Note how many lines in the entries contain the string "with", then give that number and nothing else.

**** Stored data

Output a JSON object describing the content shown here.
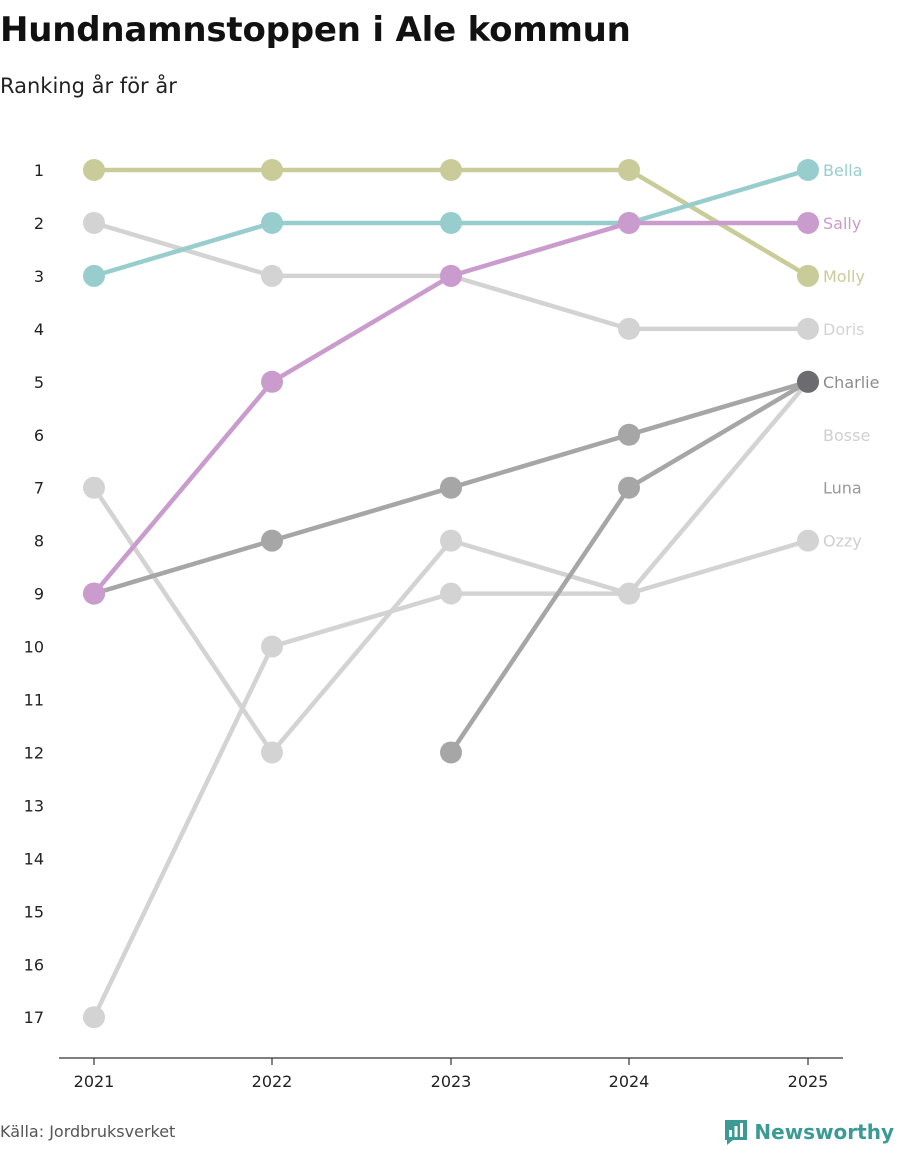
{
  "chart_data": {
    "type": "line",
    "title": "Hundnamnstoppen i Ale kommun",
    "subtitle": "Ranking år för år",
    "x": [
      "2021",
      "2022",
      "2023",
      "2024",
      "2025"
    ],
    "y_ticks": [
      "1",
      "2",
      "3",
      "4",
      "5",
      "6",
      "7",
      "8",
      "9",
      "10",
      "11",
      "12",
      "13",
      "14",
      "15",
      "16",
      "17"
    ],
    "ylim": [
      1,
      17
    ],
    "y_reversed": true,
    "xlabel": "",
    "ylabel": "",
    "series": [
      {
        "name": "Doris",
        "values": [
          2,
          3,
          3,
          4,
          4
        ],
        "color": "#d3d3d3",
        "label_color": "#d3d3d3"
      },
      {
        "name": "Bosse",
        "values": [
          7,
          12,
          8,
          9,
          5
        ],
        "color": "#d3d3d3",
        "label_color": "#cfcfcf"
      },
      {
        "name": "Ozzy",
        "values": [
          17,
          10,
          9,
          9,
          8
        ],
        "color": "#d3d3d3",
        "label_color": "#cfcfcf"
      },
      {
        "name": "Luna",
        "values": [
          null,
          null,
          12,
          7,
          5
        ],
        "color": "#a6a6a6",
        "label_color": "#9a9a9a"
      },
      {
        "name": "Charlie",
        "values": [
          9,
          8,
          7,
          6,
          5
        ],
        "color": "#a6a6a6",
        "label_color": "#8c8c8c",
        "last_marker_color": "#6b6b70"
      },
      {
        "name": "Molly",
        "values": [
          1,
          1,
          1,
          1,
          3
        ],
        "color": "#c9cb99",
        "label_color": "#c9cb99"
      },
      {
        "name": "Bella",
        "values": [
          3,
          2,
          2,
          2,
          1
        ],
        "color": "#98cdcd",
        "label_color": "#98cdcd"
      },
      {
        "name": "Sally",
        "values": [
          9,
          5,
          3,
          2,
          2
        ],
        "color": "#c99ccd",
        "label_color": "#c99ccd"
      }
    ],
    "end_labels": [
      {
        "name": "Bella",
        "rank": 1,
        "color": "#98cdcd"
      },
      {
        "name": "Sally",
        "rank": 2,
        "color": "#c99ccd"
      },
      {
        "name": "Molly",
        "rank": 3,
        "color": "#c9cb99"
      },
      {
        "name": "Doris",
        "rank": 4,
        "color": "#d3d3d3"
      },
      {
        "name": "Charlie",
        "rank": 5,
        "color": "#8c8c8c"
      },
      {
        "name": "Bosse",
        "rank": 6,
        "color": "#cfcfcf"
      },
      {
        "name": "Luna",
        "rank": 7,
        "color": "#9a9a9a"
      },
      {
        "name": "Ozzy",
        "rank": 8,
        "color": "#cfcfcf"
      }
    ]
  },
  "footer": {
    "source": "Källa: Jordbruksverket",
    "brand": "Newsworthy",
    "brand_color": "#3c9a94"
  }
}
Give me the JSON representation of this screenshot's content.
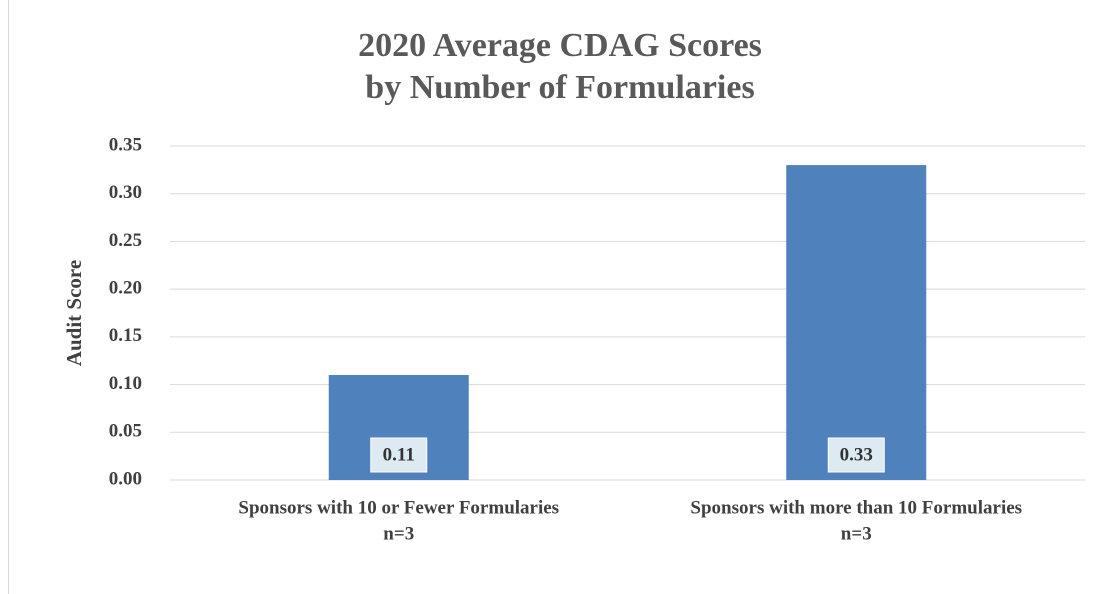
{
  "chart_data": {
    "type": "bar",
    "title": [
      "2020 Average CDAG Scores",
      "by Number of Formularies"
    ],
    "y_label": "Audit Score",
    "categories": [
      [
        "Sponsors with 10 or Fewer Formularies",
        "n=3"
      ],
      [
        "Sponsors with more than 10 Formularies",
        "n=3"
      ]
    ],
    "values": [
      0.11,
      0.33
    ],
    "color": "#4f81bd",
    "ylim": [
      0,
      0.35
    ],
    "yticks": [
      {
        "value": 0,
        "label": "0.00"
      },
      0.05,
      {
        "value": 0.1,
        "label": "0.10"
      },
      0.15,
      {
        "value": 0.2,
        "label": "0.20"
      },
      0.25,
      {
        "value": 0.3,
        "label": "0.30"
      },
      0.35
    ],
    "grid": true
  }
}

********

Result of this task —
2